### Task statement
Write out the records word for word, with no pictures.
— Start Provided entries —
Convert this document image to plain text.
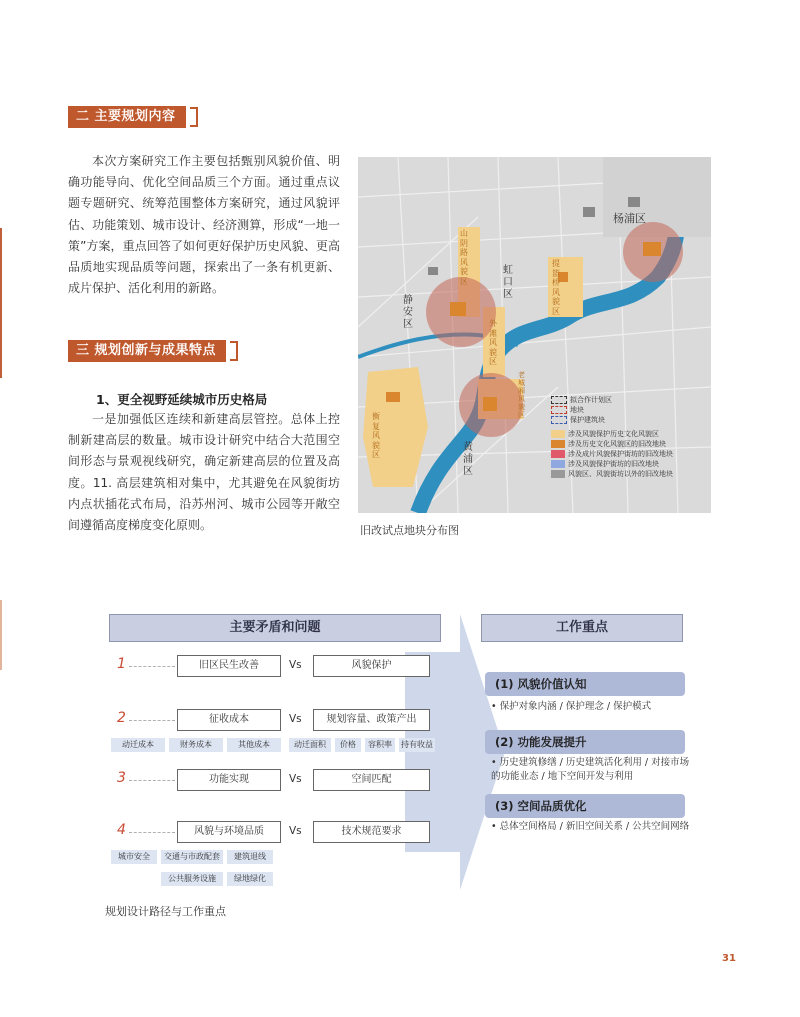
二 主要规划内容
本次方案研究工作主要包括甄别风貌价值、明确功能导向、优化空间品质三个方面。通过重点议题专题研究、统筹范围整体方案研究，通过风貌评估、功能策划、城市设计、经济测算，形成“一地一策”方案，重点回答了如何更好保护历史风貌、更高品质地实现品质等问题，探索出了一条有机更新、成片保护、活化利用的新路。
三 规划创新与成果特点
1、更全视野延续城市历史格局
一是加强低区连续和新建高层管控。总体上控制新建高层的数量。城市设计研究中结合大范围空间形态与景观视线研究，确定新建高层的位置及高度。11. 高层建筑相对集中，尤其避免在风貌街坊内点状插花式布局，沿苏州河、城市公园等开敞空间遵循高度梯度变化原则。
杨浦区
虹口区
静安区
黄浦区
山阴路风貌区
提篮桥风貌区
外滩风貌区
老城厢风貌区
衡复风貌区
拟合作计划区
地块
保护建筑块
涉及风貌保护历史文化风貌区
涉及历史文化风貌区的旧改地块
涉及成片风貌保护街坊的旧改地块
涉及风貌保护街坊的旧改地块
风貌区、风貌街坊以外的旧改地块
旧改试点地块分布图
主要矛盾和问题	工作重点
1	旧区民生改善	Vs	风貌保护
2	征收成本	Vs	规划容量、政策产出
动迁成本	财务成本	其他成本	动迁面积	价格	容积率	持有收益
3	功能实现	Vs	空间匹配
4	风貌与环境品质	Vs	技术规范要求
城市安全	交通与市政配套	建筑退线
公共服务设施	绿地绿化
(1) 风貌价值认知
• 保护对象内涵 / 保护理念 / 保护模式
(2) 功能发展提升
• 历史建筑修缮 / 历史建筑活化利用 / 对接市场的功能业态 / 地下空间开发与利用
(3) 空间品质优化
• 总体空间格局 / 新旧空间关系 / 公共空间网络
规划设计路径与工作重点
31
— End Provided entries —
### Response to the exercise
Convert this document image to plain text.
二 主要规划内容
本次方案研究工作主要包括甄别风貌价值、明确功能导向、优化空间品质三个方面。通过重点议题专题研究、统筹范围整体方案研究，通过风貌评估、功能策划、城市设计、经济测算，形成“一地一策”方案，重点回答了如何更好保护历史风貌、更高品质地实现品质等问题，探索出了一条有机更新、成片保护、活化利用的新路。
三 规划创新与成果特点
1、更全视野延续城市历史格局
一是加强低区连续和新建高层管控。总体上控制新建高层的数量。城市设计研究中结合大范围空间形态与景观视线研究，确定新建高层的位置及高度。11. 高层建筑相对集中，尤其避免在风貌街坊内点状插花式布局，沿苏州河、城市公园等开敞空间遵循高度梯度变化原则。
杨浦区
虹口区
静安区
黄浦区
山阴路风貌区
提篮桥风貌区
外滩风貌区
老城厢风貌区
衡复风貌区
拟合作计划区
地块
保护建筑块
涉及风貌保护历史文化风貌区
涉及历史文化风貌区的旧改地块
涉及成片风貌保护街坊的旧改地块
涉及风貌保护街坊的旧改地块
风貌区、风貌街坊以外的旧改地块
旧改试点地块分布图
主要矛盾和问题	工作重点
1	旧区民生改善	Vs	风貌保护
2	征收成本	Vs	规划容量、政策产出
动迁成本	财务成本	其他成本	动迁面积	价格	容积率	持有收益
3	功能实现	Vs	空间匹配
4	风貌与环境品质	Vs	技术规范要求
城市安全	交通与市政配套	建筑退线
公共服务设施	绿地绿化
(1) 风貌价值认知
• 保护对象内涵 / 保护理念 / 保护模式
(2) 功能发展提升
• 历史建筑修缮 / 历史建筑活化利用 / 对接市场的功能业态 / 地下空间开发与利用
(3) 空间品质优化
• 总体空间格局 / 新旧空间关系 / 公共空间网络
规划设计路径与工作重点
31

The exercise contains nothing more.